> [Görev yönergesi]: Kördüğüm dizisinin ilk bölümünü değerlendiren yazıyı, gösterilen son cümleden sonrası için yazarak devam ettirin.

> [Verilen metin]:
<<<<

|
Kördüğüm’ün düğümü; araba sevdası

Yeni dizilerin ilk dakikalarının seyirciye vaat ettiklerini göstermek, merak duygusunu canlı tutmak adına ne kadar önemli olduğu malum. İki saat süren ilk bölümü falancayla filancanın tanışması, aşık olması, aşkın imkansızlık boyutuna taşınması üzerine hikaye edenler; seyircinin ilgisinin düşük kalma sebebini anlayamıyorlar bir türlü. Seyircinin beklentisi açık ve net; bana bir hikaye anlat ama hikayeyi anlatırken de merak etmemi sağla ki dikkatim dağılmasın. Merak unsuru demek, karmaşık ilişkiler ağı içinde sırlar labirentinde yol alarak bulmaca çözdürmeye niyet etmek ama soru sordurmayı unutmak değil.



İlk üç dakikasıyla oldukça etkili bir giriş yapan Kördüğüm, iki saat boyunca o ilk sahnede yaşananlar neden ve nasıl oldu sorularına cevap vermeye çalıştığı için sonuna kadar seyredildi. İlk bölümün final sahnesini başlangıç sahnesi olarak tercih etmek zekice bir kurgu hamlesi idi. Sahnelerin kısa tutulması, neredeyse tüm karakterlerin görücüye çıkması ilk bölüm için seyri zorlaştıran unsurlardı ama her karakterin bir derdinin olması, o derdin hikayelerinin özünü oluşturması, karakterlerin oldukça profesyonel bir şekilde hikayedeki yerini alması başarıyla kotarılmıştı.



Kördüğüm özetle karakterleri ve hayat standartları tamamen zıt iki farklı erkek ve idealist bir kadının hikayesi. Hikayenin bilumum yerine zamanla farklı kombinasyonlara şahit olunabilecek üçgen aşklar monte edilmiş. Dünyalar güzeli masum bir çocuğun oyuncak arabasından İtalya caddelerindeki Ferrari'ye geçiş çok akıllıca idi. Duygusal hikaye peşindeki kadın seyircilerle hız ve otomobil tutkunu erkek seyircileri aynı dakika içinde ekrana bağladı.

>>>>

> [Alıntılanan malzeme]:

<<<<

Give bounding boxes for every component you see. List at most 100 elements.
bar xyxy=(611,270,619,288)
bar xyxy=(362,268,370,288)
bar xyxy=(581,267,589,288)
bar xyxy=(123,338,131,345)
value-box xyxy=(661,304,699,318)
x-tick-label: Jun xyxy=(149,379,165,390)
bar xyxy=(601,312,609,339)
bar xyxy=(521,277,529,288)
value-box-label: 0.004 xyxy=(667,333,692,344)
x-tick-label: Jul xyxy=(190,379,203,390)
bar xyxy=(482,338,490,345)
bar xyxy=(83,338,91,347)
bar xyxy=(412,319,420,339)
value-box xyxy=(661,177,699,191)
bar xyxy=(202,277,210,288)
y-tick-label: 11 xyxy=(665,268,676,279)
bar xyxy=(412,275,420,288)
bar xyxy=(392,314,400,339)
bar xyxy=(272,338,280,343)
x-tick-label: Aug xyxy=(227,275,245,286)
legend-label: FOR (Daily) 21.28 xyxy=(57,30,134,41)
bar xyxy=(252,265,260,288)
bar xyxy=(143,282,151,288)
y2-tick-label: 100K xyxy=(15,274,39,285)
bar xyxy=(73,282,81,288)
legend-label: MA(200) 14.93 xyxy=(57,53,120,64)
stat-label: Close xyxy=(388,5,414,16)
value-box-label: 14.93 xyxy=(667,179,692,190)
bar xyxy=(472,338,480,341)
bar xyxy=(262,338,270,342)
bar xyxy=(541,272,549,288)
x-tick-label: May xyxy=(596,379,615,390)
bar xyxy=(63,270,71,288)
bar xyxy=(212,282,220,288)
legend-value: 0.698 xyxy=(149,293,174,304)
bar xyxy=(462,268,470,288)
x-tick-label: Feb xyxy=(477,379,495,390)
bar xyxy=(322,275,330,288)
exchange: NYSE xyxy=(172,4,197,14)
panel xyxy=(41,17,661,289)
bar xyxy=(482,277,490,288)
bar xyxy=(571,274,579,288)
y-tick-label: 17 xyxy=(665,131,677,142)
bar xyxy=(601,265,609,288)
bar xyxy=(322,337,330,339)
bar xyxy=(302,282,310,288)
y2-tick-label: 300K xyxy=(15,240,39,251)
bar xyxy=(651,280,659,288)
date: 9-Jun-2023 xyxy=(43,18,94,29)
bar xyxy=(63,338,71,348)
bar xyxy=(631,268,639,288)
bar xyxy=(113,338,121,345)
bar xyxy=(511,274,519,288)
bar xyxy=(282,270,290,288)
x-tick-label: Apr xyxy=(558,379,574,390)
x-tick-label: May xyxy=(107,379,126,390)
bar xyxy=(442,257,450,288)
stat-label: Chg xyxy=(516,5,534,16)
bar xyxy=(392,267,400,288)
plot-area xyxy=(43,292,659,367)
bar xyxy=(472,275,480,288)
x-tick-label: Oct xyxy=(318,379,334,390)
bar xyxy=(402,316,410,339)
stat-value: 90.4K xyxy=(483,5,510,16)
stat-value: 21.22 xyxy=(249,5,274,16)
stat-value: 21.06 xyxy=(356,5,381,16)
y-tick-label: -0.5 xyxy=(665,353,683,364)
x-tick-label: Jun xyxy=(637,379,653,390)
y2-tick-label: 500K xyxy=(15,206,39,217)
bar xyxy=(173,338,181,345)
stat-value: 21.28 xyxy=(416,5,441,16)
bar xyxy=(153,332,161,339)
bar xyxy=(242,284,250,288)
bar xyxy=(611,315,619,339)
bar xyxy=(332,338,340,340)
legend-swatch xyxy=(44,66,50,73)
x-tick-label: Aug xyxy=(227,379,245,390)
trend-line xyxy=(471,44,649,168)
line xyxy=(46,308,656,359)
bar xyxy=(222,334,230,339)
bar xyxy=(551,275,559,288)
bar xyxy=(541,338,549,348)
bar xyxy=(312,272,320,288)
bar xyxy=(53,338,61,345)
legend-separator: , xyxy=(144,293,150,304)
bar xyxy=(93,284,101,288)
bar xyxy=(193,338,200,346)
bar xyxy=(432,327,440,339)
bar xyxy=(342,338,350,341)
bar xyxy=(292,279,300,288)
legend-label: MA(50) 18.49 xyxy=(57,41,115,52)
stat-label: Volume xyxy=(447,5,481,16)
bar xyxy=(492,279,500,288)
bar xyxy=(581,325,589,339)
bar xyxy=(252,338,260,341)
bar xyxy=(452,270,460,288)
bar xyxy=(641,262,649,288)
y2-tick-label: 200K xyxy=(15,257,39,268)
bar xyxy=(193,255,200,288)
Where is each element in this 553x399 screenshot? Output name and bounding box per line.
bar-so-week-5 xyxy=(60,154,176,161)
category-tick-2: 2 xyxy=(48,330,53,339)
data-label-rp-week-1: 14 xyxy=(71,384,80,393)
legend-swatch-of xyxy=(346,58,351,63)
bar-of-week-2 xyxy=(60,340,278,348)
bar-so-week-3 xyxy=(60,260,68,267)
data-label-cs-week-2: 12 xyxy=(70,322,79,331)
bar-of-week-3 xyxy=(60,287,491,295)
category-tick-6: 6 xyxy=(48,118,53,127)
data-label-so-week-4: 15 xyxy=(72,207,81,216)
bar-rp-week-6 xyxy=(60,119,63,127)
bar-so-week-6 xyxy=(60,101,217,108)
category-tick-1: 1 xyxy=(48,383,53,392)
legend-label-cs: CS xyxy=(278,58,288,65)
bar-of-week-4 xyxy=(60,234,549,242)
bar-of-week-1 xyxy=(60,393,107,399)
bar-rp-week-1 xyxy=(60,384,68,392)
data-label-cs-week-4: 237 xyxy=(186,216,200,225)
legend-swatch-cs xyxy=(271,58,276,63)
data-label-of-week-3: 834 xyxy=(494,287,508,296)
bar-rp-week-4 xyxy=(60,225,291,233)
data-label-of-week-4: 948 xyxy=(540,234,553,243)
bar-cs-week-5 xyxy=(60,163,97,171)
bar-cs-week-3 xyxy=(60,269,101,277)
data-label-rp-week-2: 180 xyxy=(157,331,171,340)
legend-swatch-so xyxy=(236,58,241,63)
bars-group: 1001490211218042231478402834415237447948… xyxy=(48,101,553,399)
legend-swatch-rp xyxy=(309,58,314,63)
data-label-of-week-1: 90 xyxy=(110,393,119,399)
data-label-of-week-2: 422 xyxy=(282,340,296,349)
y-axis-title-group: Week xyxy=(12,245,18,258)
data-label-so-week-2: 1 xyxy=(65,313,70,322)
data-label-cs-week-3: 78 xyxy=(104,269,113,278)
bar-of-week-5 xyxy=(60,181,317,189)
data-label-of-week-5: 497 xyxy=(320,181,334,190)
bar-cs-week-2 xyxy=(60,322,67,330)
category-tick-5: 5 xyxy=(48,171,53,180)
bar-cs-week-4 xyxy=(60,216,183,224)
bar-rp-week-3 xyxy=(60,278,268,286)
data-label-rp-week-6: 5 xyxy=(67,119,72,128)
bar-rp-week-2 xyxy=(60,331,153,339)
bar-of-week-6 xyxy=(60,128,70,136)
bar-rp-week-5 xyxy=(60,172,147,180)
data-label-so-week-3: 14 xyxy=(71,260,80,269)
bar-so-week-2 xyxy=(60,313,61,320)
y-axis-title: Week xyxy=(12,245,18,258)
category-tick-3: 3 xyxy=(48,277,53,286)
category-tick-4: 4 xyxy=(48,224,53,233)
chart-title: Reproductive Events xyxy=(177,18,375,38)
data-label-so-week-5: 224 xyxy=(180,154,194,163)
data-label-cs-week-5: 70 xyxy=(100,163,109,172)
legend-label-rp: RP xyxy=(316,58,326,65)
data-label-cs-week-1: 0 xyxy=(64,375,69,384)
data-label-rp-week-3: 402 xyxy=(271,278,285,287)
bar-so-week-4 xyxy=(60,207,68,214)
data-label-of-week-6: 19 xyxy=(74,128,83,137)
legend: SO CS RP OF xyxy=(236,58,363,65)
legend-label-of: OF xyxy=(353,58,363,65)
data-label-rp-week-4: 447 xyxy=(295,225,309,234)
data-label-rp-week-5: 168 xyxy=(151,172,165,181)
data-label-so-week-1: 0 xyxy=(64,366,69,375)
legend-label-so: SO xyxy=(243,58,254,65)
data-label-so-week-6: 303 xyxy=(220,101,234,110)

>>>>

> [Görev yanıtı]:
Başlangıç sahnesine gelince; ultra zengin Ali Nejat doğum gününde kendisine hediye vermeye niyetlenmişken, hüzünlü bir güzel Didem elinde silahla salona girdi, bu da benim sana hediyem Ali Nejat dedi ve bir kaç gün öncesine dönüldü. Didem kimi hedefledi kendini mi Ali Nejat'ı mı sorusu, ikilinin derdi ne sorusuyla birleşti ve hikaye başladı. Yerli dizi zaafı olarak adlandırabileceğimiz aşırı tesadüfler eşliğinde hikaye kuruldu, karakterler arası bağlantılar yapıldı. İlk üç dakika olmasa dizinin üçüncü bölümü gibiydi. Seyirci ana hikayeye vakıf, kimin kim olduğunu biliyor havasında kısa sahnelerle karakterler arası sörf yaptı senaryo.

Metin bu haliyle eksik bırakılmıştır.